#### GOAL
Every line of the listing must be reproduced as it stands. Leave the images behind.

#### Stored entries

══════

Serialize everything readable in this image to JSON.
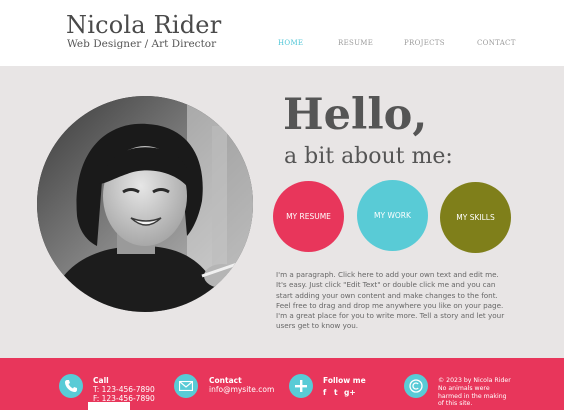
{
  "header": {
    "title": "Nicola Rider",
    "subtitle": "Web Designer / Art Director",
    "nav": [
      {
        "label": "HOME",
        "active": true
      },
      {
        "label": "RESUME",
        "active": false
      },
      {
        "label": "PROJECTS",
        "active": false
      },
      {
        "label": "CONTACT",
        "active": false
      }
    ]
  },
  "main": {
    "hello": "Hello,",
    "about": "a bit about me:",
    "buttons": [
      {
        "label": "MY RESUME",
        "color": "#e8365b"
      },
      {
        "label": "MY WORK",
        "color": "#59cbd6"
      },
      {
        "label": "MY SKILLS",
        "color": "#7f7f1a"
      }
    ],
    "paragraph": "I'm a paragraph. Click here to add your own text and edit me. It's easy. Just click \"Edit Text\" or double click me and you can start adding your own content and make changes to the font. Feel free to drag and drop me anywhere you like on your page. I'm a great place for you to write more. Tell a story and let your users get to know you."
  },
  "footer": {
    "call": {
      "heading": "Call",
      "line1": "T: 123-456-7890",
      "line2": "F: 123-456-7890",
      "icon": "phone-icon"
    },
    "contact": {
      "heading": "Contact",
      "line1": "info@mysite.com",
      "icon": "envelope-icon"
    },
    "follow": {
      "heading": "Follow me",
      "icon": "plus-icon",
      "social": [
        "f",
        "t",
        "g+"
      ]
    },
    "copyright": {
      "line1": "© 2023 by Nicola Rider",
      "line2": "No animals were harmed in the making of this site.",
      "icon": "copyright-icon"
    }
  },
  "colors": {
    "accent_pink": "#e8365b",
    "accent_cyan": "#59cbd6",
    "accent_olive": "#7f7f1a",
    "main_background": "#e8e5e5",
    "nav_active": "#4ec5d6"
  }
}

══════

#### RESULT OF THE EXERCISE
Serialize everything readable in this image to JSON.
{
  "header": {
    "title": "Nicola Rider",
    "subtitle": "Web Designer / Art Director",
    "nav": [
      {
        "label": "HOME",
        "active": true
      },
      {
        "label": "RESUME",
        "active": false
      },
      {
        "label": "PROJECTS",
        "active": false
      },
      {
        "label": "CONTACT",
        "active": false
      }
    ]
  },
  "main": {
    "hello": "Hello,",
    "about": "a bit about me:",
    "buttons": [
      {
        "label": "MY RESUME",
        "color": "#e8365b"
      },
      {
        "label": "MY WORK",
        "color": "#59cbd6"
      },
      {
        "label": "MY SKILLS",
        "color": "#7f7f1a"
      }
    ],
    "paragraph": "I'm a paragraph. Click here to add your own text and edit me. It's easy. Just click \"Edit Text\" or double click me and you can start adding your own content and make changes to the font. Feel free to drag and drop me anywhere you like on your page. I'm a great place for you to write more. Tell a story and let your users get to know you."
  },
  "footer": {
    "call": {
      "heading": "Call",
      "line1": "T: 123-456-7890",
      "line2": "F: 123-456-7890",
      "icon": "phone-icon"
    },
    "contact": {
      "heading": "Contact",
      "line1": "info@mysite.com",
      "icon": "envelope-icon"
    },
    "follow": {
      "heading": "Follow me",
      "icon": "plus-icon",
      "social": [
        "f",
        "t",
        "g+"
      ]
    },
    "copyright": {
      "line1": "© 2023 by Nicola Rider",
      "line2": "No animals were harmed in the making of this site.",
      "icon": "copyright-icon"
    }
  },
  "colors": {
    "accent_pink": "#e8365b",
    "accent_cyan": "#59cbd6",
    "accent_olive": "#7f7f1a",
    "main_background": "#e8e5e5",
    "nav_active": "#4ec5d6"
  }
}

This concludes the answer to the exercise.